Copy every line of the following data that includes the string "поворота".

## Records for the task

***

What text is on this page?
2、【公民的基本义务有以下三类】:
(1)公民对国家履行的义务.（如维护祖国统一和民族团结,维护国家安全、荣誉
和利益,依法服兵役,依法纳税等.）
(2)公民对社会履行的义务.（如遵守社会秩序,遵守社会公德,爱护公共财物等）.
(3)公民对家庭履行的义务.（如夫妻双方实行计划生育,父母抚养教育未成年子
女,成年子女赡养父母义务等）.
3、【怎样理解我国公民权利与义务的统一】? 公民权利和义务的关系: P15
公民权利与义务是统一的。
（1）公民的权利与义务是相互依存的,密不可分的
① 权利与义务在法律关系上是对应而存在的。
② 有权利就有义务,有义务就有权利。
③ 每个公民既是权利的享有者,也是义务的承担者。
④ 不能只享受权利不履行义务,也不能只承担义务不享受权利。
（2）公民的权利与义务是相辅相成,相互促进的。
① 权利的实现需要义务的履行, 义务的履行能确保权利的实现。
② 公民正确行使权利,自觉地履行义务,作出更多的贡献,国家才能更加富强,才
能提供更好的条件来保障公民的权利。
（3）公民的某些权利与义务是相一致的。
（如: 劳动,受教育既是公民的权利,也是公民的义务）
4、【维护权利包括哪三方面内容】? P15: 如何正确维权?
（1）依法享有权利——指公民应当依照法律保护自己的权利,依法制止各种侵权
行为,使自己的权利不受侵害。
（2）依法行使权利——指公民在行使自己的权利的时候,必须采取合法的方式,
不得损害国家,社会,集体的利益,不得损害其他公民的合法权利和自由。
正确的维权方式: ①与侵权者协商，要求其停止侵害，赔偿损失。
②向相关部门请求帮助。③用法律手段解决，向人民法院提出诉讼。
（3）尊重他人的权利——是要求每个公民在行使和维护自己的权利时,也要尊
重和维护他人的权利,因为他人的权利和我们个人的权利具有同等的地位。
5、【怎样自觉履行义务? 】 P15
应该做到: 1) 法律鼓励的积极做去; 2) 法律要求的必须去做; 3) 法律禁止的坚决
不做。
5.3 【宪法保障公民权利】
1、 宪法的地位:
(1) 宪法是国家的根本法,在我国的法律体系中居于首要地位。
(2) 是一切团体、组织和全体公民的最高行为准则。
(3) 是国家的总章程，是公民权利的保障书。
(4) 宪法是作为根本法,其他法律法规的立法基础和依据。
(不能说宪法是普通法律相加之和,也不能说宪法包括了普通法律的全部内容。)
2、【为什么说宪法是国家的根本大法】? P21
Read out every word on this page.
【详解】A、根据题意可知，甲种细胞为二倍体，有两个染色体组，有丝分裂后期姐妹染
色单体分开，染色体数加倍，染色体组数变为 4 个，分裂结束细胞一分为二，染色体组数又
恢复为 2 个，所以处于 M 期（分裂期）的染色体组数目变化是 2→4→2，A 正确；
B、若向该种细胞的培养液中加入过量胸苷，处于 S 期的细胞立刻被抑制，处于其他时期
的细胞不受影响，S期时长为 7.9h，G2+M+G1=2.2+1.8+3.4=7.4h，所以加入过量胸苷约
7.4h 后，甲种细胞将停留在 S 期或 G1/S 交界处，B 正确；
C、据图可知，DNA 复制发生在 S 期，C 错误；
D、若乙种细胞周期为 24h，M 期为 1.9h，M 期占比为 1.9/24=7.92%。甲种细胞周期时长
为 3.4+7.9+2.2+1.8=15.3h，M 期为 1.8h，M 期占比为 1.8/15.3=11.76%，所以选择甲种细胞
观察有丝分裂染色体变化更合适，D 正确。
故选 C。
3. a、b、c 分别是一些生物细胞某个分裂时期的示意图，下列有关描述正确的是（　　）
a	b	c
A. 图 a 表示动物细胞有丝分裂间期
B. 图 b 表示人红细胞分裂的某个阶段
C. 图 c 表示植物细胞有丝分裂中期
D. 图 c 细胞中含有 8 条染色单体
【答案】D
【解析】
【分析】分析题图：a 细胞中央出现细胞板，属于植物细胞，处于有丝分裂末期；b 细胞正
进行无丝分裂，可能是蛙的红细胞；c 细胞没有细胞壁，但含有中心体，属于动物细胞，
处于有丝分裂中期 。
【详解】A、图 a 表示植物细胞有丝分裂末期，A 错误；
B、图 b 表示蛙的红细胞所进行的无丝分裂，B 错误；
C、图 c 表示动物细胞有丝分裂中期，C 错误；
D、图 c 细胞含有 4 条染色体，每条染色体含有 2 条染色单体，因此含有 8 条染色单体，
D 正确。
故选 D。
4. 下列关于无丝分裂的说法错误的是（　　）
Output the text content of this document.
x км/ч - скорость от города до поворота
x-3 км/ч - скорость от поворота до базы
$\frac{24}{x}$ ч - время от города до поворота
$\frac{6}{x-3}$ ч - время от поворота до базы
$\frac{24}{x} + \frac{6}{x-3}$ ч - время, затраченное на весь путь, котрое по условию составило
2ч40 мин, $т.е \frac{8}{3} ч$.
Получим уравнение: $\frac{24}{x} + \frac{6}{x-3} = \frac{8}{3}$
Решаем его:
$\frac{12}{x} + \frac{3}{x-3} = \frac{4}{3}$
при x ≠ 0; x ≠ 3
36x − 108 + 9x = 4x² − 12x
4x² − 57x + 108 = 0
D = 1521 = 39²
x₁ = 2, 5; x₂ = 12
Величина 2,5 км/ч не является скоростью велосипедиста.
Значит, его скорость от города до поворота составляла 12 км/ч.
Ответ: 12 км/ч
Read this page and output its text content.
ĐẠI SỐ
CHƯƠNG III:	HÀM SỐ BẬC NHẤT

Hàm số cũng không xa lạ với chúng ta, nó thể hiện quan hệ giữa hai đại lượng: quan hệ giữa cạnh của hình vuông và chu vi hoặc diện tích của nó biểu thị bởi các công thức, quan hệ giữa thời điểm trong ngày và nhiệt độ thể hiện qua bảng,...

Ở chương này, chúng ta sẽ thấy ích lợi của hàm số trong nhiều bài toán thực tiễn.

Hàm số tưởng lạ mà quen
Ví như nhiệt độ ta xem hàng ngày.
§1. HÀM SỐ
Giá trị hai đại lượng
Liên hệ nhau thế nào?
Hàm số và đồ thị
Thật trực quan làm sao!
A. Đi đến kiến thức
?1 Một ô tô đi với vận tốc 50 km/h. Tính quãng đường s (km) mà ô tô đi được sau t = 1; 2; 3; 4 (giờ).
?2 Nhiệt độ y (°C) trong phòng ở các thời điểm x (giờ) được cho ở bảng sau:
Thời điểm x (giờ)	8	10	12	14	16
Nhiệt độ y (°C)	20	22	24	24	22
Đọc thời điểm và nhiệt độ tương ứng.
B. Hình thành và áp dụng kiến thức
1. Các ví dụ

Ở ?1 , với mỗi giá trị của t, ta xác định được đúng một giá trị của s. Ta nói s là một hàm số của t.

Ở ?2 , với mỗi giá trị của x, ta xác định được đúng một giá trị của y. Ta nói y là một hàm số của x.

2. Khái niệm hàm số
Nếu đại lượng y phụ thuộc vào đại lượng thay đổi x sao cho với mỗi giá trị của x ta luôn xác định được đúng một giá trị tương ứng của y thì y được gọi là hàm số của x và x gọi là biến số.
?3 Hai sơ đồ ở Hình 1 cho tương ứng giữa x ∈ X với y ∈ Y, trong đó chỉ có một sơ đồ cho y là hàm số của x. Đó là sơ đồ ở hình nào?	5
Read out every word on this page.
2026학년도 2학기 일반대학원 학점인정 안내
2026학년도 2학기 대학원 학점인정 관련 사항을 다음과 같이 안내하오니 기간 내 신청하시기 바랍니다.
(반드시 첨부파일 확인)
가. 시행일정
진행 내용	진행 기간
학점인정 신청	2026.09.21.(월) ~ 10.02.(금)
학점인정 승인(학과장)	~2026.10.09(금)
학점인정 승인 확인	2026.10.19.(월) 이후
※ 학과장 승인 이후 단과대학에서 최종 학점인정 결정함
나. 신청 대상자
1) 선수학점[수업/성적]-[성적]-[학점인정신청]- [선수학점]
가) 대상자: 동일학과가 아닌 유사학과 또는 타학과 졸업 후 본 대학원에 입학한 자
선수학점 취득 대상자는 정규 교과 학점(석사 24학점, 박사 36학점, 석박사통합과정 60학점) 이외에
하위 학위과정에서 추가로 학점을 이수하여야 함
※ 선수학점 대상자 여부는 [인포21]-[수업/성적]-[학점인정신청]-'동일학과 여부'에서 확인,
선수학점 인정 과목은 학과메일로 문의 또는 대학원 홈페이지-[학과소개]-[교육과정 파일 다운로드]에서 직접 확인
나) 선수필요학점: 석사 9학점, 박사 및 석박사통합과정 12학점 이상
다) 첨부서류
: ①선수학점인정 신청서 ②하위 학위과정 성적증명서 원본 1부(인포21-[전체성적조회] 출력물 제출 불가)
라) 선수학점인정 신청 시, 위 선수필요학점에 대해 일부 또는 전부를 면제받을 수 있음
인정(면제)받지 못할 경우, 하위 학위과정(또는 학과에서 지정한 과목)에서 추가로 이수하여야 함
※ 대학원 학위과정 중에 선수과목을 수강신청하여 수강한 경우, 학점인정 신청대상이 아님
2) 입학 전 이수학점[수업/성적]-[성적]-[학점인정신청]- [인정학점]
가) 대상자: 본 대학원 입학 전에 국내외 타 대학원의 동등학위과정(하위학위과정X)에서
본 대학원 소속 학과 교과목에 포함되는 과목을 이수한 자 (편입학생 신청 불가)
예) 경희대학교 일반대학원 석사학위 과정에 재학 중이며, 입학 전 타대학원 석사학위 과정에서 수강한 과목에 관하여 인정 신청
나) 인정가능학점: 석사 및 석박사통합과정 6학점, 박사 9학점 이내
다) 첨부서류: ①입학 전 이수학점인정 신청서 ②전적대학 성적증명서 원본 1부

***

## Result for this exercise
x км/ч - скорость от города до поворота
x-3 км/ч - скорость от поворота до базы
$\frac{24}{x}$ ч - время от города до поворота
$\frac{6}{x-3}$ ч - время от поворота до базы
Значит, его скорость от города до поворота составляла 12 км/ч.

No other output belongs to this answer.